*Directive*.
The data follows this line. Copy verbatim the line with "Convert this document image to plain text." and each line after it to the end.

○ ○ ○ ○ ○

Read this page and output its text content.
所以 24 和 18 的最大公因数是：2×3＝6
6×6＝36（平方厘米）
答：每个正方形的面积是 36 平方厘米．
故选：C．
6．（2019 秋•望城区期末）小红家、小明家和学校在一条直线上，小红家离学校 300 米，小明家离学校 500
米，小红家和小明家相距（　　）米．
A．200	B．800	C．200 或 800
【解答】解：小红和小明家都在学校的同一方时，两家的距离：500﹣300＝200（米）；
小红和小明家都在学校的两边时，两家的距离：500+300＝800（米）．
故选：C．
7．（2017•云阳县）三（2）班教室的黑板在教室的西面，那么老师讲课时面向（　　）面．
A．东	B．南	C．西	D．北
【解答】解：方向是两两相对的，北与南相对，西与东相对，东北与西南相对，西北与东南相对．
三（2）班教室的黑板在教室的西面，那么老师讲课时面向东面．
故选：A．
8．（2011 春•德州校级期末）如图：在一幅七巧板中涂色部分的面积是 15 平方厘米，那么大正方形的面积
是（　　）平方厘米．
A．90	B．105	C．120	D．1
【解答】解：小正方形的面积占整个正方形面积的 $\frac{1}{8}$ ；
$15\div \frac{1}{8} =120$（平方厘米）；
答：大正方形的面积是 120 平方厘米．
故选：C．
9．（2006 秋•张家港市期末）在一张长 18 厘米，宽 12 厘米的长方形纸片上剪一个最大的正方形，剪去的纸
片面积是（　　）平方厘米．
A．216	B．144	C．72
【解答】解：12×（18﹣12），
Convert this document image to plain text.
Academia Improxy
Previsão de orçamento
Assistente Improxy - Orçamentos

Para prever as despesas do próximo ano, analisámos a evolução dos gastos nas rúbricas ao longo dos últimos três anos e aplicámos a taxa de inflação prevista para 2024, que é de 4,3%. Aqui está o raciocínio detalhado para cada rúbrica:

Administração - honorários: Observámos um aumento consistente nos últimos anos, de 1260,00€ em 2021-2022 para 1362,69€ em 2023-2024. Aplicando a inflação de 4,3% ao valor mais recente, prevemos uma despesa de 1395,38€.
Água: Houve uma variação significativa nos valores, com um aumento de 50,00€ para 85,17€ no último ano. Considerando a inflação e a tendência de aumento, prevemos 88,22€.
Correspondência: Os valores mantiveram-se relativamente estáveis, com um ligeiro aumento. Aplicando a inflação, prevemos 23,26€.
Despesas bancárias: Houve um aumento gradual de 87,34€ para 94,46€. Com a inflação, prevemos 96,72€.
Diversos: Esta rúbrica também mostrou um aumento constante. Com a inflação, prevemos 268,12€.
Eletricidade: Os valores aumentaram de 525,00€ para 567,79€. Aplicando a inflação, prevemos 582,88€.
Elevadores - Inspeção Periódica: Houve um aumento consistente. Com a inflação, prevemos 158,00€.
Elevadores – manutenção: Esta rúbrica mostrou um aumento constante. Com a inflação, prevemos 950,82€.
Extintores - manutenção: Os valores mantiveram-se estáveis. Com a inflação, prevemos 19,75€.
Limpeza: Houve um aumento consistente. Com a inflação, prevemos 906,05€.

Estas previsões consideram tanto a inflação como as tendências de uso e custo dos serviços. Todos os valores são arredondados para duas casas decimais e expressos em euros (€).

○ ○ ○ ○ ○

*Response to this exercise*.
Convert this document image to plain text.
Academia Improxy
Previsão de orçamento
Assistente Improxy - Orçamentos

Para prever as despesas do próximo ano, analisámos a evolução dos gastos nas rúbricas ao longo dos últimos três anos e aplicámos a taxa de inflação prevista para 2024, que é de 4,3%. Aqui está o raciocínio detalhado para cada rúbrica:

Administração - honorários: Observámos um aumento consistente nos últimos anos, de 1260,00€ em 2021-2022 para 1362,69€ em 2023-2024. Aplicando a inflação de 4,3% ao valor mais recente, prevemos uma despesa de 1395,38€.
Água: Houve uma variação significativa nos valores, com um aumento de 50,00€ para 85,17€ no último ano. Considerando a inflação e a tendência de aumento, prevemos 88,22€.
Correspondência: Os valores mantiveram-se relativamente estáveis, com um ligeiro aumento. Aplicando a inflação, prevemos 23,26€.
Despesas bancárias: Houve um aumento gradual de 87,34€ para 94,46€. Com a inflação, prevemos 96,72€.
Diversos: Esta rúbrica também mostrou um aumento constante. Com a inflação, prevemos 268,12€.
Eletricidade: Os valores aumentaram de 525,00€ para 567,79€. Aplicando a inflação, prevemos 582,88€.
Elevadores - Inspeção Periódica: Houve um aumento consistente. Com a inflação, prevemos 158,00€.
Elevadores – manutenção: Esta rúbrica mostrou um aumento constante. Com a inflação, prevemos 950,82€.
Extintores - manutenção: Os valores mantiveram-se estáveis. Com a inflação, prevemos 19,75€.
Limpeza: Houve um aumento consistente. Com a inflação, prevemos 906,05€.

Estas previsões consideram tanto a inflação como as tendências de uso e custo dos serviços. Todos os valores são arredondados para duas casas decimais e expressos em euros (€).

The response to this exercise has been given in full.